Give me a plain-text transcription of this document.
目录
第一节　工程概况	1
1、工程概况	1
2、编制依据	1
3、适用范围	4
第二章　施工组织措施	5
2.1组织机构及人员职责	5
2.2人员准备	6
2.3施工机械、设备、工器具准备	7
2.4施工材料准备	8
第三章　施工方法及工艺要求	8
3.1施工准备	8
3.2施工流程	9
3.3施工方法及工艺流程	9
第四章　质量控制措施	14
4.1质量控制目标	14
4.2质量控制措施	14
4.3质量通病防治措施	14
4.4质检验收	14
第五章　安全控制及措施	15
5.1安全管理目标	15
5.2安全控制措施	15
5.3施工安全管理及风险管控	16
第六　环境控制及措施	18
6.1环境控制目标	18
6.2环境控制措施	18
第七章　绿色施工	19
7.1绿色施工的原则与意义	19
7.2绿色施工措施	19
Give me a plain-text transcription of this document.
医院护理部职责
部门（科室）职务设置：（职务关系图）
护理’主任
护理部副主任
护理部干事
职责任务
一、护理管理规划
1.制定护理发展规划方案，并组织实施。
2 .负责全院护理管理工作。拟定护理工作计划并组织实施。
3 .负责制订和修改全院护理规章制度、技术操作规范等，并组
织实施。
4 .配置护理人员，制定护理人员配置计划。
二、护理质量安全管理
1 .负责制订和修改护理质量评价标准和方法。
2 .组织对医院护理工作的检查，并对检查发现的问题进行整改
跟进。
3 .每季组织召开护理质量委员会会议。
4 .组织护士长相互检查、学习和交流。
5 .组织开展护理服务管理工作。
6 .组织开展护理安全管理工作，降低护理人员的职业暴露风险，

=======

# [Written task]
Each line above must be reproduced exactly as it stands.

# [Output below]
Give me a plain-text transcription of this document.
目录
第一节　工程概况	1
1、工程概况	1
2、编制依据	1
3、适用范围	4
第二章　施工组织措施	5
2.1组织机构及人员职责	5
2.2人员准备	6
2.3施工机械、设备、工器具准备	7
2.4施工材料准备	8
第三章　施工方法及工艺要求	8
3.1施工准备	8
3.2施工流程	9
3.3施工方法及工艺流程	9
第四章　质量控制措施	14
4.1质量控制目标	14
4.2质量控制措施	14
4.3质量通病防治措施	14
4.4质检验收	14
第五章　安全控制及措施	15
5.1安全管理目标	15
5.2安全控制措施	15
5.3施工安全管理及风险管控	16
第六　环境控制及措施	18
6.1环境控制目标	18
6.2环境控制措施	18
第七章　绿色施工	19
7.1绿色施工的原则与意义	19
7.2绿色施工措施	19
Give me a plain-text transcription of this document.
医院护理部职责
部门（科室）职务设置：（职务关系图）
护理’主任
护理部副主任
护理部干事
职责任务
一、护理管理规划
1.制定护理发展规划方案，并组织实施。
2 .负责全院护理管理工作。拟定护理工作计划并组织实施。
3 .负责制订和修改全院护理规章制度、技术操作规范等，并组
织实施。
4 .配置护理人员，制定护理人员配置计划。
二、护理质量安全管理
1 .负责制订和修改护理质量评价标准和方法。
2 .组织对医院护理工作的检查，并对检查发现的问题进行整改
跟进。
3 .每季组织召开护理质量委员会会议。
4 .组织护士长相互检查、学习和交流。
5 .组织开展护理服务管理工作。
6 .组织开展护理安全管理工作，降低护理人员的职业暴露风险，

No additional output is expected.